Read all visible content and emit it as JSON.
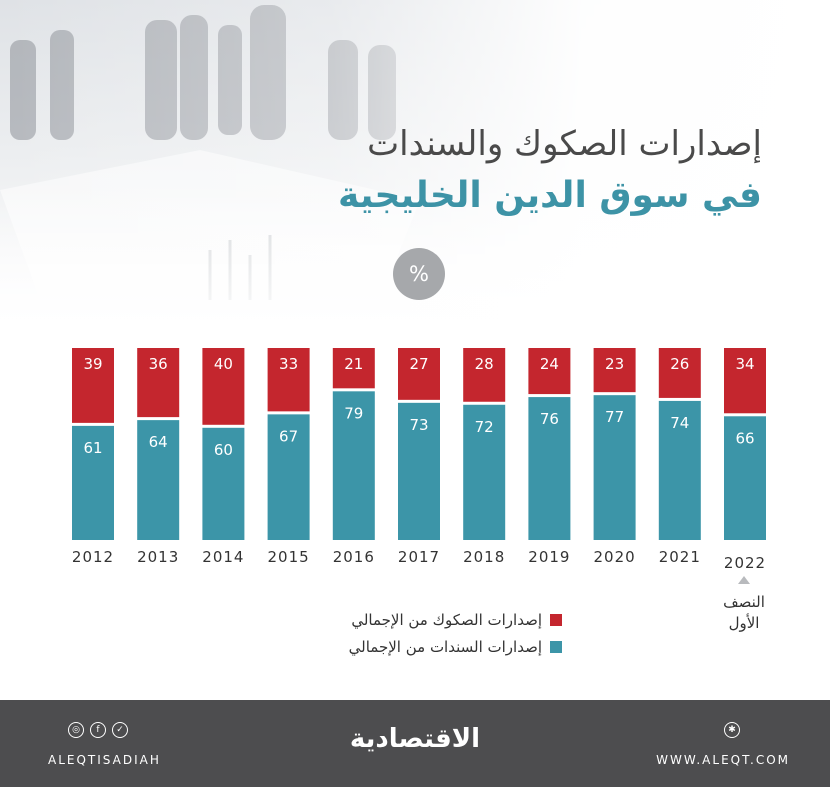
{
  "title": {
    "line1": "إصدارات الصكوك والسندات",
    "line2": "في سوق الدين الخليجية"
  },
  "unit_badge": "%",
  "note": {
    "line1": "النصف",
    "line2": "الأول"
  },
  "chart_data": {
    "type": "bar",
    "stacked": true,
    "unit": "%",
    "categories": [
      "2012",
      "2013",
      "2014",
      "2015",
      "2016",
      "2017",
      "2018",
      "2019",
      "2020",
      "2021",
      "2022"
    ],
    "series": [
      {
        "name": "إصدارات السندات من الإجمالي",
        "color": "#3c95a8",
        "values": [
          61,
          64,
          60,
          67,
          79,
          73,
          72,
          76,
          77,
          74,
          66
        ]
      },
      {
        "name": "إصدارات الصكوك من الإجمالي",
        "color": "#c4262e",
        "values": [
          39,
          36,
          40,
          33,
          21,
          27,
          28,
          24,
          23,
          26,
          34
        ]
      }
    ],
    "ylim": [
      0,
      100
    ],
    "grid": false,
    "legend_position": "bottom"
  },
  "legend": [
    {
      "label": "إصدارات الصكوك من الإجمالي",
      "color": "#c4262e"
    },
    {
      "label": "إصدارات السندات من الإجمالي",
      "color": "#3c95a8"
    }
  ],
  "footer": {
    "handle": "ALEQTISADIAH",
    "logo": "الاقتصادية",
    "website": "WWW.ALEQT.COM",
    "social_icons": [
      "instagram-icon",
      "facebook-icon",
      "twitter-icon"
    ],
    "background": "#4d4d4f"
  }
}
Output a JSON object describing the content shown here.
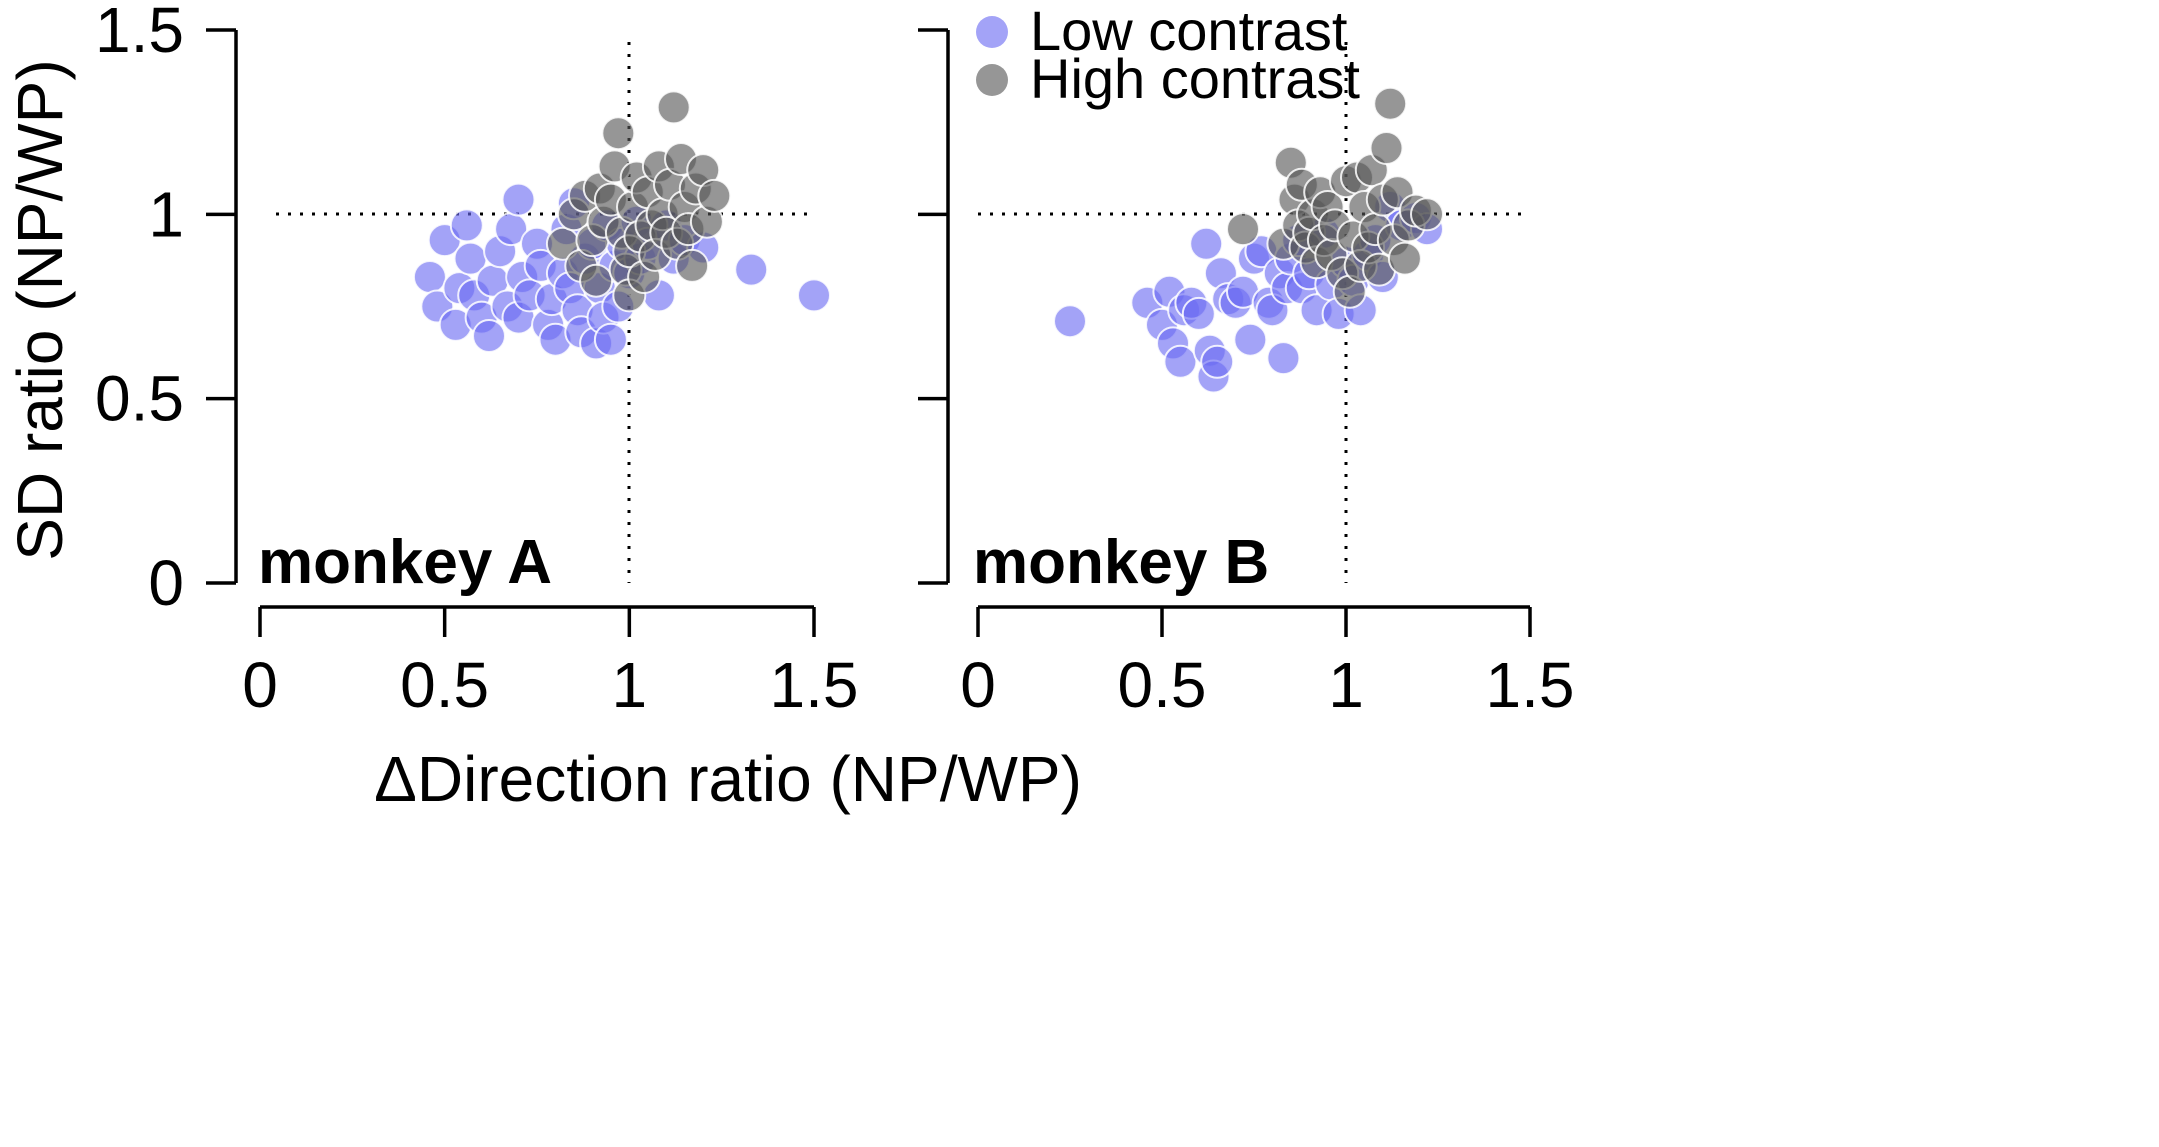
{
  "chart_data": {
    "type": "scatter",
    "xlabel": "ΔDirection ratio (NP/WP)",
    "ylabel": "SD ratio (NP/WP)",
    "xlim": [
      0,
      1.5
    ],
    "ylim": [
      0,
      1.5
    ],
    "xticks": [
      "0",
      "0.5",
      "1",
      "1.5"
    ],
    "yticks": [
      "0",
      "0.5",
      "1",
      "1.5"
    ],
    "reference_lines": {
      "x": 1,
      "y": 1
    },
    "legend": {
      "placement": "top of right panel",
      "entries": [
        {
          "label": "Low contrast",
          "color": "#6b6bf2"
        },
        {
          "label": "High contrast",
          "color": "#555555"
        }
      ]
    },
    "panels": [
      {
        "label": "monkey A",
        "series": [
          {
            "name": "Low contrast",
            "color": "#6b6bf2",
            "points": [
              [
                0.46,
                0.83
              ],
              [
                0.48,
                0.75
              ],
              [
                0.5,
                0.93
              ],
              [
                0.53,
                0.7
              ],
              [
                0.54,
                0.8
              ],
              [
                0.56,
                0.97
              ],
              [
                0.57,
                0.88
              ],
              [
                0.58,
                0.78
              ],
              [
                0.6,
                0.72
              ],
              [
                0.62,
                0.67
              ],
              [
                0.63,
                0.82
              ],
              [
                0.65,
                0.9
              ],
              [
                0.67,
                0.75
              ],
              [
                0.68,
                0.96
              ],
              [
                0.7,
                1.04
              ],
              [
                0.7,
                0.72
              ],
              [
                0.71,
                0.83
              ],
              [
                0.73,
                0.78
              ],
              [
                0.75,
                0.92
              ],
              [
                0.76,
                0.86
              ],
              [
                0.78,
                0.7
              ],
              [
                0.79,
                0.77
              ],
              [
                0.8,
                0.66
              ],
              [
                0.82,
                0.84
              ],
              [
                0.83,
                0.96
              ],
              [
                0.84,
                0.8
              ],
              [
                0.85,
                1.03
              ],
              [
                0.86,
                0.74
              ],
              [
                0.87,
                0.68
              ],
              [
                0.88,
                0.88
              ],
              [
                0.9,
                0.92
              ],
              [
                0.91,
                0.65
              ],
              [
                0.92,
                0.8
              ],
              [
                0.93,
                0.72
              ],
              [
                0.94,
                0.97
              ],
              [
                0.95,
                0.66
              ],
              [
                0.96,
                0.86
              ],
              [
                0.97,
                0.75
              ],
              [
                0.98,
                0.92
              ],
              [
                1.0,
                0.84
              ],
              [
                1.02,
                0.98
              ],
              [
                1.03,
                0.88
              ],
              [
                1.05,
                0.92
              ],
              [
                1.08,
                0.78
              ],
              [
                1.1,
                0.97
              ],
              [
                1.12,
                0.88
              ],
              [
                1.15,
                0.93
              ],
              [
                1.2,
                0.91
              ],
              [
                1.33,
                0.85
              ],
              [
                1.5,
                0.78
              ]
            ]
          },
          {
            "name": "High contrast",
            "color": "#555555",
            "points": [
              [
                0.82,
                0.92
              ],
              [
                0.85,
                1.0
              ],
              [
                0.87,
                0.86
              ],
              [
                0.88,
                1.05
              ],
              [
                0.9,
                0.93
              ],
              [
                0.91,
                0.82
              ],
              [
                0.92,
                1.07
              ],
              [
                0.93,
                0.98
              ],
              [
                0.95,
                1.04
              ],
              [
                0.96,
                1.13
              ],
              [
                0.97,
                1.22
              ],
              [
                0.98,
                0.95
              ],
              [
                0.99,
                0.85
              ],
              [
                1.0,
                0.78
              ],
              [
                1.0,
                0.9
              ],
              [
                1.01,
                1.02
              ],
              [
                1.02,
                1.1
              ],
              [
                1.03,
                0.94
              ],
              [
                1.04,
                0.83
              ],
              [
                1.05,
                1.06
              ],
              [
                1.06,
                0.97
              ],
              [
                1.07,
                0.89
              ],
              [
                1.08,
                1.13
              ],
              [
                1.09,
                1.0
              ],
              [
                1.1,
                0.95
              ],
              [
                1.11,
                1.08
              ],
              [
                1.12,
                1.29
              ],
              [
                1.13,
                0.92
              ],
              [
                1.14,
                1.15
              ],
              [
                1.15,
                1.02
              ],
              [
                1.16,
                0.96
              ],
              [
                1.17,
                0.86
              ],
              [
                1.18,
                1.07
              ],
              [
                1.2,
                1.12
              ],
              [
                1.21,
                0.98
              ],
              [
                1.23,
                1.05
              ]
            ]
          }
        ]
      },
      {
        "label": "monkey B",
        "series": [
          {
            "name": "Low contrast",
            "color": "#6b6bf2",
            "points": [
              [
                0.25,
                0.71
              ],
              [
                0.46,
                0.76
              ],
              [
                0.5,
                0.7
              ],
              [
                0.52,
                0.79
              ],
              [
                0.53,
                0.65
              ],
              [
                0.55,
                0.6
              ],
              [
                0.56,
                0.74
              ],
              [
                0.58,
                0.76
              ],
              [
                0.6,
                0.73
              ],
              [
                0.62,
                0.92
              ],
              [
                0.63,
                0.63
              ],
              [
                0.64,
                0.56
              ],
              [
                0.65,
                0.6
              ],
              [
                0.66,
                0.84
              ],
              [
                0.68,
                0.77
              ],
              [
                0.7,
                0.76
              ],
              [
                0.72,
                0.79
              ],
              [
                0.74,
                0.66
              ],
              [
                0.75,
                0.88
              ],
              [
                0.77,
                0.9
              ],
              [
                0.79,
                0.76
              ],
              [
                0.8,
                0.74
              ],
              [
                0.82,
                0.84
              ],
              [
                0.83,
                0.61
              ],
              [
                0.84,
                0.8
              ],
              [
                0.85,
                0.88
              ],
              [
                0.87,
                0.93
              ],
              [
                0.88,
                0.8
              ],
              [
                0.9,
                0.84
              ],
              [
                0.92,
                0.74
              ],
              [
                0.94,
                0.95
              ],
              [
                0.96,
                0.81
              ],
              [
                0.98,
                0.73
              ],
              [
                1.0,
                0.87
              ],
              [
                1.02,
                0.82
              ],
              [
                1.04,
                0.74
              ],
              [
                1.06,
                0.89
              ],
              [
                1.08,
                0.93
              ],
              [
                1.1,
                0.83
              ],
              [
                1.12,
                1.02
              ],
              [
                1.15,
                0.97
              ],
              [
                1.19,
                0.99
              ],
              [
                1.22,
                0.96
              ]
            ]
          },
          {
            "name": "High contrast",
            "color": "#555555",
            "points": [
              [
                0.72,
                0.96
              ],
              [
                0.83,
                0.92
              ],
              [
                0.85,
                1.14
              ],
              [
                0.86,
                1.04
              ],
              [
                0.87,
                0.97
              ],
              [
                0.88,
                1.08
              ],
              [
                0.89,
                0.91
              ],
              [
                0.9,
                0.95
              ],
              [
                0.91,
                1.0
              ],
              [
                0.92,
                0.87
              ],
              [
                0.93,
                1.06
              ],
              [
                0.94,
                0.93
              ],
              [
                0.95,
                1.02
              ],
              [
                0.96,
                0.89
              ],
              [
                0.97,
                0.97
              ],
              [
                0.99,
                0.84
              ],
              [
                1.0,
                1.09
              ],
              [
                1.01,
                0.79
              ],
              [
                1.02,
                0.94
              ],
              [
                1.03,
                1.1
              ],
              [
                1.04,
                0.86
              ],
              [
                1.05,
                1.02
              ],
              [
                1.06,
                0.91
              ],
              [
                1.07,
                1.12
              ],
              [
                1.08,
                0.96
              ],
              [
                1.09,
                0.85
              ],
              [
                1.1,
                1.04
              ],
              [
                1.11,
                1.18
              ],
              [
                1.12,
                1.3
              ],
              [
                1.13,
                0.93
              ],
              [
                1.14,
                1.06
              ],
              [
                1.16,
                0.88
              ],
              [
                1.17,
                0.97
              ],
              [
                1.19,
                1.01
              ],
              [
                1.22,
                1.0
              ]
            ]
          }
        ]
      }
    ]
  }
}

__________

Required task –
Show each line holding the word "color".

Answer to the problem –
        "color": "#3c95a8",
        "color": "#c4262e",
      "color": "#c4262e"
      "color": "#3c95a8"
          "color": "#6b6bf2"
          "color": "#555555"
            "color": "#6b6bf2",
            "color": "#555555",
            "color": "#6b6bf2",
            "color": "#555555",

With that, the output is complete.